**The task**
Search the material for the word "area" and report each line where it turns up.

[Begin Data shown]

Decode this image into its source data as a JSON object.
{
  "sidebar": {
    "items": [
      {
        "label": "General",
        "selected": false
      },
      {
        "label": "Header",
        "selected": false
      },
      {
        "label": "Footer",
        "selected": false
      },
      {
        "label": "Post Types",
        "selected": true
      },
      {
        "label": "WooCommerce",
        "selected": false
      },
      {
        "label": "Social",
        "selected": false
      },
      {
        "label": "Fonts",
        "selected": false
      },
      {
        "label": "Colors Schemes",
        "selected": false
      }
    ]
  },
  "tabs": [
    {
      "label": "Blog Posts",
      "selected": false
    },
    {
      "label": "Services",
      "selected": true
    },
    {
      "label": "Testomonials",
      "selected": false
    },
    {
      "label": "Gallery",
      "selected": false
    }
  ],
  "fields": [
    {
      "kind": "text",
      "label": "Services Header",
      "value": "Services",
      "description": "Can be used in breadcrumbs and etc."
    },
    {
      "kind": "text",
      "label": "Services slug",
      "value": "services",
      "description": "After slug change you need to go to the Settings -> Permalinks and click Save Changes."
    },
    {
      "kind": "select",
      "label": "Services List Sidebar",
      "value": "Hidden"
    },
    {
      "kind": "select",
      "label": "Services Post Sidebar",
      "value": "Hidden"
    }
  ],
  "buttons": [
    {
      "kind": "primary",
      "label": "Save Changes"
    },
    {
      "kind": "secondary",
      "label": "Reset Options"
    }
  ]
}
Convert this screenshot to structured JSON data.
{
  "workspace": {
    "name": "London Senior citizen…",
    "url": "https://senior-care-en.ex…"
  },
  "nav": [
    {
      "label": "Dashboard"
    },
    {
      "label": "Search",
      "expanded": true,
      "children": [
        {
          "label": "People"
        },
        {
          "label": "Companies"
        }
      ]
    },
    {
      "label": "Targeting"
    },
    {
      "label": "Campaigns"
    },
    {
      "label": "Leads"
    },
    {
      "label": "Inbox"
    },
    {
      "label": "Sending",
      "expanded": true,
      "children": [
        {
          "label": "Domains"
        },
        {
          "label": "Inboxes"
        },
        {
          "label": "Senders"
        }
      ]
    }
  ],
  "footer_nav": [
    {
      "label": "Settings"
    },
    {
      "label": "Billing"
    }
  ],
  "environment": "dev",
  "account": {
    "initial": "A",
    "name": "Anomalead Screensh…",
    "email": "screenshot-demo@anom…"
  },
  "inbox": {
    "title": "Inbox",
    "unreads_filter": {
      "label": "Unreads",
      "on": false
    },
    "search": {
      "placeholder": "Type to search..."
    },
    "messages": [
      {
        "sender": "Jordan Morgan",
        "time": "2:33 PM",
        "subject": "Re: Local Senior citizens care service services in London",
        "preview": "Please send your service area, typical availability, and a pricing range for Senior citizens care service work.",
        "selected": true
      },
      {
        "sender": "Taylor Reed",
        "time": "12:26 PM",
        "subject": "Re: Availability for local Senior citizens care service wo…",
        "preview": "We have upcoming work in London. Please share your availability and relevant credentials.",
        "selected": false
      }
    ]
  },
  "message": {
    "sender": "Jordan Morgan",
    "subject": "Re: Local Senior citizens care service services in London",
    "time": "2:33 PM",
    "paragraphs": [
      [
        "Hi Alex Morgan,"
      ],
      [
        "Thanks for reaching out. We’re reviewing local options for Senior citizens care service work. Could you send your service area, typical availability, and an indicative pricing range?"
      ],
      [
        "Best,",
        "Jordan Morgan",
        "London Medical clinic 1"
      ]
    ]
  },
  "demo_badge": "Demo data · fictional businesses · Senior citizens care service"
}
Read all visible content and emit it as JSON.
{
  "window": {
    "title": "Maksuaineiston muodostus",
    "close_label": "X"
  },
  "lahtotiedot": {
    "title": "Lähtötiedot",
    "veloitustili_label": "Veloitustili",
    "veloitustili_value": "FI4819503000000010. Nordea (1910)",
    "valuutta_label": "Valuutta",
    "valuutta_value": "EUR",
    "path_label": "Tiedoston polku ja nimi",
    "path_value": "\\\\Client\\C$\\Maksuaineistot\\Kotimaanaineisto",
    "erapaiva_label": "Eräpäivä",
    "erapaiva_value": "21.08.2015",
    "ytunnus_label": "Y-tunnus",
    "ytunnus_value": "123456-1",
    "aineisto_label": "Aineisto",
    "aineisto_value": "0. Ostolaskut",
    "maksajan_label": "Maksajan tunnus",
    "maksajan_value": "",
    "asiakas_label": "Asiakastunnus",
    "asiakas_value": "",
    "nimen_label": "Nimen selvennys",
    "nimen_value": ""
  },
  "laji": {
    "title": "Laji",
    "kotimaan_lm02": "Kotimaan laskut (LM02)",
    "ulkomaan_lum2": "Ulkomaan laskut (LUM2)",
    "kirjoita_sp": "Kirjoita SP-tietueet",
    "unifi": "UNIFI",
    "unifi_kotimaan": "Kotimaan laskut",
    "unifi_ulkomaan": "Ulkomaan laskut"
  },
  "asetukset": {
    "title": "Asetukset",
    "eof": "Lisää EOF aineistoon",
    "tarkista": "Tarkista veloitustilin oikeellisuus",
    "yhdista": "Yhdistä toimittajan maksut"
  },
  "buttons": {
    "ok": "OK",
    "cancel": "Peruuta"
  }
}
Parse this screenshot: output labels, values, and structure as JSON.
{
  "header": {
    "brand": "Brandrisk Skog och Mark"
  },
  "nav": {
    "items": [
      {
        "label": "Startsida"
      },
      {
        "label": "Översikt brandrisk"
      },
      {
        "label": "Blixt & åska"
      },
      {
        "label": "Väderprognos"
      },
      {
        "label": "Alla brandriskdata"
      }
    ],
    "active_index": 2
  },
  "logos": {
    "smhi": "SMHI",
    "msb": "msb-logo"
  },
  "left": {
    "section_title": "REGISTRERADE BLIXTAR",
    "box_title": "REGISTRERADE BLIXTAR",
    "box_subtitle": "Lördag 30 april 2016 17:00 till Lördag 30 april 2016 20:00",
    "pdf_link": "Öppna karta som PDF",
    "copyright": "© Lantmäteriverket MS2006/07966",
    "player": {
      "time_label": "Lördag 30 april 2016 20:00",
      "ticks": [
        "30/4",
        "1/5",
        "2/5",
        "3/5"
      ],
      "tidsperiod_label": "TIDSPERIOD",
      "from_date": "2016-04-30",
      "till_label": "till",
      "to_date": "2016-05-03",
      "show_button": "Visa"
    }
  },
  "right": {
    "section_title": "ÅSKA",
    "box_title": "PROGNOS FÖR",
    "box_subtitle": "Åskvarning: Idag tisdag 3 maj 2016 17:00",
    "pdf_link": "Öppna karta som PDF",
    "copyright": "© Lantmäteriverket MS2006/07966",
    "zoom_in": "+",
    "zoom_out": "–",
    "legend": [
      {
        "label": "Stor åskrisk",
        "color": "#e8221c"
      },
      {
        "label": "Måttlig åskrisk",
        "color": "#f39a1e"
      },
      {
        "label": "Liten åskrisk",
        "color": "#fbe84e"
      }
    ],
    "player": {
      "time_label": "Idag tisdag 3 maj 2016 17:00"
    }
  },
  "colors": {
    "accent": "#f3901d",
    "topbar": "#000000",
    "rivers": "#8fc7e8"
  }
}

[End Data shown]

**Solution to this task**
        "preview": "Please send your service area, typical availability, and a pricing range for Senior citizens care service work.",
        "Thanks for reaching out. We’re reviewing local options for Senior citizens care service work. Could you send your service area, typical availability, and an indicative pricing range?"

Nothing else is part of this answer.